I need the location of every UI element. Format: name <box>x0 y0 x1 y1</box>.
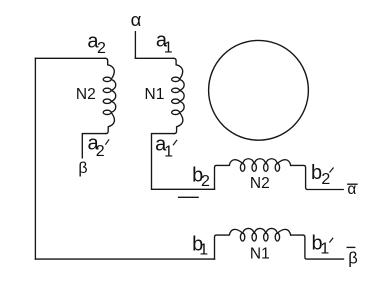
svg-text:1: 1 <box>199 241 208 258</box>
svg-text:1: 1 <box>164 40 173 57</box>
reference bar mark <box>179 196 199 198</box>
prime of b1' <box>330 238 333 242</box>
prime of a2' <box>106 140 109 144</box>
wire: bottom run <box>35 258 214 260</box>
svg-text:N2: N2 <box>250 175 270 192</box>
svg-text:2: 2 <box>201 173 210 190</box>
prime of b2' <box>330 168 333 172</box>
wire: b1' terminal to beta-bar <box>291 235 344 259</box>
motor circle <box>209 40 309 140</box>
overline of beta-bar <box>347 246 355 248</box>
svg-text:α: α <box>131 9 142 30</box>
inductor N1 (vertical winding a1-a1') <box>172 58 185 133</box>
svg-text:β: β <box>348 250 358 268</box>
wire: a1' drop to b2 row <box>152 134 215 190</box>
svg-text:α: α <box>347 181 356 198</box>
svg-text:N1: N1 <box>145 86 165 103</box>
svg-text:1: 1 <box>320 241 329 258</box>
inductor N1 (horizontal winding b1-b1') with left step <box>215 228 291 259</box>
wire: alpha lead <box>134 32 136 59</box>
svg-text:N2: N2 <box>76 86 96 103</box>
wire: left rail <box>34 58 36 259</box>
svg-text:β: β <box>78 160 87 177</box>
inductor N2 (horizontal winding b2-b2') with left step <box>215 159 291 190</box>
svg-text:1: 1 <box>164 143 173 160</box>
prime of a1' <box>173 140 176 145</box>
wire: a1 top feed <box>135 57 173 59</box>
wire: b2' terminal to alpha-bar <box>291 165 344 189</box>
inductor N2 (vertical winding a2-a2') <box>103 58 116 133</box>
wire: a2 top feed <box>35 57 105 59</box>
svg-text:2: 2 <box>321 171 330 188</box>
svg-text:N1: N1 <box>250 245 270 262</box>
svg-text:2: 2 <box>97 40 106 57</box>
svg-text:2: 2 <box>96 143 105 160</box>
overline of alpha-bar <box>348 183 357 185</box>
wire: a2' lead to beta <box>82 134 106 158</box>
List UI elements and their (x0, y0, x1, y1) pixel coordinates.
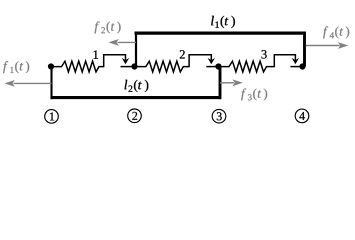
wire stub into node (206, 66, 218, 68)
bracket l1 (top thick bar from node 2 up, across, down to node 4) (135, 32, 137, 67)
spring connector step and down-arrow (189, 55, 211, 67)
spring connector step and down-arrow (274, 55, 295, 67)
wire stub into node (290, 66, 302, 68)
label 2 (spring 2 number) (180, 50, 185, 58)
circled node number 4 (295, 109, 309, 123)
force arrow f2 (gray, points left from bracket l1) (118, 41, 137, 43)
label 3 (spring 3 number) (262, 50, 267, 58)
label f4(t) (323, 26, 349, 38)
label f1(t) (3, 61, 29, 73)
bracket l2 (bottom thick bar from node 1 down, across, up to node 3) (50, 67, 52, 100)
label l2(t) (125, 80, 149, 92)
spring 1 (zigzag between node 1 and node 2) (51, 61, 104, 72)
wire stub into node (121, 66, 135, 68)
circled node number 3 (212, 109, 226, 123)
circled node number 1 (45, 110, 59, 124)
force arrow f3 (gray, points right from bracket l2) (220, 82, 234, 84)
spring 2 (zigzag between node 2 and node 3) (135, 61, 190, 72)
spring 3 (zigzag between node 3 and node 4) (219, 61, 275, 72)
force arrow f1 (gray, points left from bracket l2) (14, 82, 52, 84)
force arrow f4 (gray, points right from bracket l1) (306, 45, 340, 47)
node 1 dot (48, 63, 54, 69)
spring connector step and down-arrow (104, 55, 126, 67)
node 3 dot (215, 63, 221, 69)
node 4 dot (299, 63, 305, 69)
label l1(t) (211, 16, 235, 28)
label f2(t) (95, 21, 121, 33)
circled node number 2 (128, 109, 142, 123)
label f3(t) (241, 88, 267, 100)
label 1 (spring 1 number) (94, 50, 98, 58)
node 2 dot (131, 63, 137, 69)
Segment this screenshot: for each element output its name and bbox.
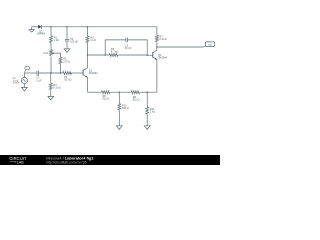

------------------------------

**WHAT TO DO**. Set out every line of the data above as a Markdown table with the columns Row and Line, giving each line its own numbered row. Omit blank lines and the pictures.

**WRITTEN SOLUTION**.
| Row | Line |
|---|---|
| 1 | I need the location of every UI element. Format: name <box>x0 y0 x1 y1</box>. |
| 2 | svg-text:1: 1 <box>199 241 208 258</box> |
| 3 | svg-text:1: 1 <box>164 40 173 57</box> |
| 4 | reference bar mark <box>179 196 199 198</box> |
| 5 | prime of b1' <box>330 238 333 242</box> |
| 6 | prime of a2' <box>106 140 109 144</box> |
| 7 | wire: bottom run <box>35 258 214 260</box> |
| 8 | svg-text:N2: N2 <box>250 175 270 192</box> |
| 9 | svg-text:2: 2 <box>201 173 210 190</box> |
| 10 | prime of b2' <box>330 168 333 172</box> |
| 11 | wire: b1' terminal to beta-bar <box>291 235 344 259</box> |
| 12 | motor circle <box>209 40 309 140</box> |
| 13 | overline of beta-bar <box>347 246 355 248</box> |
| 14 | svg-text:α: α <box>131 9 142 30</box> |
| 15 | inductor N1 (vertical winding a1-a1') <box>172 58 185 133</box> |
| 16 | svg-text:β: β <box>348 250 358 268</box> |
| 17 | wire: a1' drop to b2 row <box>152 134 215 190</box> |
| 18 | svg-text:α: α <box>347 181 356 198</box> |
| 19 | svg-text:N1: N1 <box>145 86 165 103</box> |
| 20 | svg-text:1: 1 <box>320 241 329 258</box> |
| 21 | inductor N1 (horizontal winding b1-b1') with left step <box>215 228 291 259</box> |
| 22 | wire: alpha lead <box>134 32 136 59</box> |
| 23 | svg-text:N2: N2 <box>76 86 96 103</box> |
| 24 | wire: left rail <box>34 58 36 259</box> |
| 25 | svg-text:β: β <box>78 160 87 177</box> |
| 26 | inductor N2 (horizontal winding b2-b2') with left step <box>215 159 291 190</box> |
| 27 | svg-text:1: 1 <box>164 143 173 160</box> |
| 28 | prime of a1' <box>173 140 176 145</box> |
| 29 | wire: a1 top feed <box>135 57 173 59</box> |
| 30 | wire: b2' terminal to alpha-bar <box>291 165 344 189</box> |
| 31 | inductor N2 (vertical winding a2-a2') <box>103 58 116 133</box> |
| 32 | wire: a2 top feed <box>35 57 105 59</box> |
| 33 | svg-text:2: 2 <box>321 171 330 188</box> |
| 34 | svg-text:N1: N1 <box>250 245 270 262</box> |
| 35 | svg-text:2: 2 <box>97 40 106 57</box> |
| 36 | svg-text:2: 2 <box>96 143 105 160</box> |
| 37 | overline of alpha-bar <box>348 183 357 185</box> |
| 38 | wire: a2' lead to beta <box>82 134 106 158</box> |
| 39 | List UI elements and their (x0, y0, x1, y1) pixel coordinates. |
| 40 | wire stub into node (206, 66, 218, 68) |
| 41 | bracket l1 (top thick bar from node 2 up, across, down to node 4) (135, 32, 137, 67) |
| 42 | spring connector step and down-arrow (189, 55, 211, 67) |
| 43 | spring connector step and down-arrow (274, 55, 295, 67) |
| 44 | wire stub into node (290, 66, 302, 68) |
| 45 | label 2 (spring 2 number) (180, 50, 185, 58) |
| 46 | circled node number 4 (295, 109, 309, 123) |
| 47 | force arrow f2 (gray, points left from bracket l1) (118, 41, 137, 43) |
| 48 | label 3 (spring 3 number) (262, 50, 267, 58) |
| 49 | label f4(t) (323, 26, 349, 38) |
| 50 | label f1(t) (3, 61, 29, 73) |
| 51 | bracket l2 (bottom thick bar from node 1 down, across, up to node 3) (50, 67, 52, 100) |
| 52 | label l2(t) (125, 80, 149, 92) |
| 53 | spring 1 (zigzag between node 1 and node 2) (51, 61, 104, 72) |
| 54 | wire stub into node (121, 66, 135, 68) |
| 55 | circled node number 3 (212, 109, 226, 123) |
| 56 | circled node number 1 (45, 110, 59, 124) |
| 57 | force arrow f3 (gray, points right from bracket l2) (220, 82, 234, 84) |
| 58 | spring 2 (zigzag between node 2 and node 3) (135, 61, 190, 72) |
| 59 | spring 3 (zigzag between node 3 and node 4) (219, 61, 275, 72) |
| 60 | force arrow f1 (gray, points left from bracket l2) (14, 82, 52, 84) |
| 61 | force arrow f4 (gray, points right from bracket l1) (306, 45, 340, 47) |
| 62 | node 1 dot (48, 63, 54, 69) |
| 63 | spring connector step and down-arrow (104, 55, 126, 67) |
| 64 | node 3 dot (215, 63, 221, 69) |
| 65 | node 4 dot (299, 63, 305, 69) |
| 66 | label l1(t) (211, 16, 235, 28) |
| 67 | label f2(t) (95, 21, 121, 33) |
| 68 | circled node number 2 (128, 109, 142, 123) |
| 69 | label f3(t) (241, 88, 267, 100) |
| 70 | label 1 (spring 1 number) (94, 50, 98, 58) |
| 71 | node 2 dot (131, 63, 137, 69) |
| 72 | Segment this screenshot: for each element output its name and bbox. |